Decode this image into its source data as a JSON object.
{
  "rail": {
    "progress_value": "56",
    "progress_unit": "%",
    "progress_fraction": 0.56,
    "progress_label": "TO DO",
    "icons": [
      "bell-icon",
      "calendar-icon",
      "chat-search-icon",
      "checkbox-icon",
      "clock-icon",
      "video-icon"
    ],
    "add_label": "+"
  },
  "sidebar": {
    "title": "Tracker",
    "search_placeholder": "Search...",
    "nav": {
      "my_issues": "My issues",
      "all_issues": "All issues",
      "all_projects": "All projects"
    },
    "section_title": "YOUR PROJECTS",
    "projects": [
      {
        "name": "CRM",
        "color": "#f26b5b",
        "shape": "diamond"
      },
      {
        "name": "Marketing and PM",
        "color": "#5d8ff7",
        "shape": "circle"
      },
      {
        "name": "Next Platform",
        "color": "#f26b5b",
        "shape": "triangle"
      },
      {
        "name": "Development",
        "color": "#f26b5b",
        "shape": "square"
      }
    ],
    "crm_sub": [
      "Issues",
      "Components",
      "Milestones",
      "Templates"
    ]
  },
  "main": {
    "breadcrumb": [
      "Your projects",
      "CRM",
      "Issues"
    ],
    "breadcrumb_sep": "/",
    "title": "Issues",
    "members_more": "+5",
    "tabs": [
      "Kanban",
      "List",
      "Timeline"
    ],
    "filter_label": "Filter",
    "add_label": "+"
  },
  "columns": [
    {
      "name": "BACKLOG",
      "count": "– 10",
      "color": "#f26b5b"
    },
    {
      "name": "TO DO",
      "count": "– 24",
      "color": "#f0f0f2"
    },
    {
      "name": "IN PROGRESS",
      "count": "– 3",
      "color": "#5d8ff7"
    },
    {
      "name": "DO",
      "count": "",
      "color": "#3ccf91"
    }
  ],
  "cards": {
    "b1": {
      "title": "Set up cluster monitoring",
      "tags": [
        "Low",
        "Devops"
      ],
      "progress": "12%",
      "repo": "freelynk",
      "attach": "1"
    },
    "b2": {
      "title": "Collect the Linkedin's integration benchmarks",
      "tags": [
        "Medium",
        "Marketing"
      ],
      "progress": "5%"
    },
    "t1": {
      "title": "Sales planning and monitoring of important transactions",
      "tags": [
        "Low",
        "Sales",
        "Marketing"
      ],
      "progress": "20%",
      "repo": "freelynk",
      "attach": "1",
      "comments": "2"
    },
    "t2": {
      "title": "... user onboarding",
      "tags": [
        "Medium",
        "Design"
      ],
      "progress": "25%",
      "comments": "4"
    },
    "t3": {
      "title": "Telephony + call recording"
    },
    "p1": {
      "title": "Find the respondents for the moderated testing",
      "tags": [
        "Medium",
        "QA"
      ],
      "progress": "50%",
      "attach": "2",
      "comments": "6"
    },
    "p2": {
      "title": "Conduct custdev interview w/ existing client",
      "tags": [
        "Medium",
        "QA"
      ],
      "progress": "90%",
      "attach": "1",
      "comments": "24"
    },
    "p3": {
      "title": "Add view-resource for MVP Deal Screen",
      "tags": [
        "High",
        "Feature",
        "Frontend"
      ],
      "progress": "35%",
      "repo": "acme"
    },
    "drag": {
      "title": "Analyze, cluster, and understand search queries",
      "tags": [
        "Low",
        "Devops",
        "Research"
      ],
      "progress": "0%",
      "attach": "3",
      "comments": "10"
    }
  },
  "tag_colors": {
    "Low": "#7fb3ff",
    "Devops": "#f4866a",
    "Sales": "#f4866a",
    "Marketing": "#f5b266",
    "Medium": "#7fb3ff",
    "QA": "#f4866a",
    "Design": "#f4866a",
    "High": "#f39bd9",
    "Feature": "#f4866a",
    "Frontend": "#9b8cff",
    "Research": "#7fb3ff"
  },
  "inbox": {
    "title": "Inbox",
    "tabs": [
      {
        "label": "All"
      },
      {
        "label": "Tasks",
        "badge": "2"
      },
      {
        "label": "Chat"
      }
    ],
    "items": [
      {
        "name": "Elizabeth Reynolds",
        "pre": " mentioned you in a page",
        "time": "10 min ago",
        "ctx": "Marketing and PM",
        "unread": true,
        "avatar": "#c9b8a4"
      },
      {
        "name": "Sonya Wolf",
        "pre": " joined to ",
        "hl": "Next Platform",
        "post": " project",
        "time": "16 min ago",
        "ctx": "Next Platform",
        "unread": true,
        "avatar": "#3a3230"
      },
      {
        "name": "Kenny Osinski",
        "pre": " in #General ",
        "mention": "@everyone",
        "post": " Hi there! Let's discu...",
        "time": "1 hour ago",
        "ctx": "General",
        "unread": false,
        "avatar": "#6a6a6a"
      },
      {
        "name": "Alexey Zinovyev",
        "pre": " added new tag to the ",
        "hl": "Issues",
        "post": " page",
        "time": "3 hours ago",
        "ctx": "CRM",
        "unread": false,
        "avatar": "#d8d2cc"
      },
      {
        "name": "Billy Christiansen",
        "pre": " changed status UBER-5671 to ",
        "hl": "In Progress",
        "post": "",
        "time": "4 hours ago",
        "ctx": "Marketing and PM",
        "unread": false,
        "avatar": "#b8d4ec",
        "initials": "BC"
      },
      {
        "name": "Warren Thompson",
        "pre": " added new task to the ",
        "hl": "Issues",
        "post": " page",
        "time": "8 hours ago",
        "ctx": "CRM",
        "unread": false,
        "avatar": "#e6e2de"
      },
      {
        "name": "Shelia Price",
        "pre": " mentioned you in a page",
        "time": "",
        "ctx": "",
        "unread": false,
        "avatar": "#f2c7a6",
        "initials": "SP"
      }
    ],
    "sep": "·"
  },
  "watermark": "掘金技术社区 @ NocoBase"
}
----
#### STATED EXERCISE:
Print the whole listing exactly as it is.

#### COMPLETE RESPONSE:
Decode this image into its source data as a JSON object.
{
  "rail": {
    "progress_value": "56",
    "progress_unit": "%",
    "progress_fraction": 0.56,
    "progress_label": "TO DO",
    "icons": [
      "bell-icon",
      "calendar-icon",
      "chat-search-icon",
      "checkbox-icon",
      "clock-icon",
      "video-icon"
    ],
    "add_label": "+"
  },
  "sidebar": {
    "title": "Tracker",
    "search_placeholder": "Search...",
    "nav": {
      "my_issues": "My issues",
      "all_issues": "All issues",
      "all_projects": "All projects"
    },
    "section_title": "YOUR PROJECTS",
    "projects": [
      {
        "name": "CRM",
        "color": "#f26b5b",
        "shape": "diamond"
      },
      {
        "name": "Marketing and PM",
        "color": "#5d8ff7",
        "shape": "circle"
      },
      {
        "name": "Next Platform",
        "color": "#f26b5b",
        "shape": "triangle"
      },
      {
        "name": "Development",
        "color": "#f26b5b",
        "shape": "square"
      }
    ],
    "crm_sub": [
      "Issues",
      "Components",
      "Milestones",
      "Templates"
    ]
  },
  "main": {
    "breadcrumb": [
      "Your projects",
      "CRM",
      "Issues"
    ],
    "breadcrumb_sep": "/",
    "title": "Issues",
    "members_more": "+5",
    "tabs": [
      "Kanban",
      "List",
      "Timeline"
    ],
    "filter_label": "Filter",
    "add_label": "+"
  },
  "columns": [
    {
      "name": "BACKLOG",
      "count": "– 10",
      "color": "#f26b5b"
    },
    {
      "name": "TO DO",
      "count": "– 24",
      "color": "#f0f0f2"
    },
    {
      "name": "IN PROGRESS",
      "count": "– 3",
      "color": "#5d8ff7"
    },
    {
      "name": "DO",
      "count": "",
      "color": "#3ccf91"
    }
  ],
  "cards": {
    "b1": {
      "title": "Set up cluster monitoring",
      "tags": [
        "Low",
        "Devops"
      ],
      "progress": "12%",
      "repo": "freelynk",
      "attach": "1"
    },
    "b2": {
      "title": "Collect the Linkedin's integration benchmarks",
      "tags": [
        "Medium",
        "Marketing"
      ],
      "progress": "5%"
    },
    "t1": {
      "title": "Sales planning and monitoring of important transactions",
      "tags": [
        "Low",
        "Sales",
        "Marketing"
      ],
      "progress": "20%",
      "repo": "freelynk",
      "attach": "1",
      "comments": "2"
    },
    "t2": {
      "title": "... user onboarding",
      "tags": [
        "Medium",
        "Design"
      ],
      "progress": "25%",
      "comments": "4"
    },
    "t3": {
      "title": "Telephony + call recording"
    },
    "p1": {
      "title": "Find the respondents for the moderated testing",
      "tags": [
        "Medium",
        "QA"
      ],
      "progress": "50%",
      "attach": "2",
      "comments": "6"
    },
    "p2": {
      "title": "Conduct custdev interview w/ existing client",
      "tags": [
        "Medium",
        "QA"
      ],
      "progress": "90%",
      "attach": "1",
      "comments": "24"
    },
    "p3": {
      "title": "Add view-resource for MVP Deal Screen",
      "tags": [
        "High",
        "Feature",
        "Frontend"
      ],
      "progress": "35%",
      "repo": "acme"
    },
    "drag": {
      "title": "Analyze, cluster, and understand search queries",
      "tags": [
        "Low",
        "Devops",
        "Research"
      ],
      "progress": "0%",
      "attach": "3",
      "comments": "10"
    }
  },
  "tag_colors": {
    "Low": "#7fb3ff",
    "Devops": "#f4866a",
    "Sales": "#f4866a",
    "Marketing": "#f5b266",
    "Medium": "#7fb3ff",
    "QA": "#f4866a",
    "Design": "#f4866a",
    "High": "#f39bd9",
    "Feature": "#f4866a",
    "Frontend": "#9b8cff",
    "Research": "#7fb3ff"
  },
  "inbox": {
    "title": "Inbox",
    "tabs": [
      {
        "label": "All"
      },
      {
        "label": "Tasks",
        "badge": "2"
      },
      {
        "label": "Chat"
      }
    ],
    "items": [
      {
        "name": "Elizabeth Reynolds",
        "pre": " mentioned you in a page",
        "time": "10 min ago",
        "ctx": "Marketing and PM",
        "unread": true,
        "avatar": "#c9b8a4"
      },
      {
        "name": "Sonya Wolf",
        "pre": " joined to ",
        "hl": "Next Platform",
        "post": " project",
        "time": "16 min ago",
        "ctx": "Next Platform",
        "unread": true,
        "avatar": "#3a3230"
      },
      {
        "name": "Kenny Osinski",
        "pre": " in #General ",
        "mention": "@everyone",
        "post": " Hi there! Let's discu...",
        "time": "1 hour ago",
        "ctx": "General",
        "unread": false,
        "avatar": "#6a6a6a"
      },
      {
        "name": "Alexey Zinovyev",
        "pre": " added new tag to the ",
        "hl": "Issues",
        "post": " page",
        "time": "3 hours ago",
        "ctx": "CRM",
        "unread": false,
        "avatar": "#d8d2cc"
      },
      {
        "name": "Billy Christiansen",
        "pre": " changed status UBER-5671 to ",
        "hl": "In Progress",
        "post": "",
        "time": "4 hours ago",
        "ctx": "Marketing and PM",
        "unread": false,
        "avatar": "#b8d4ec",
        "initials": "BC"
      },
      {
        "name": "Warren Thompson",
        "pre": " added new task to the ",
        "hl": "Issues",
        "post": " page",
        "time": "8 hours ago",
        "ctx": "CRM",
        "unread": false,
        "avatar": "#e6e2de"
      },
      {
        "name": "Shelia Price",
        "pre": " mentioned you in a page",
        "time": "",
        "ctx": "",
        "unread": false,
        "avatar": "#f2c7a6",
        "initials": "SP"
      }
    ],
    "sep": "·"
  },
  "watermark": "掘金技术社区 @ NocoBase"
}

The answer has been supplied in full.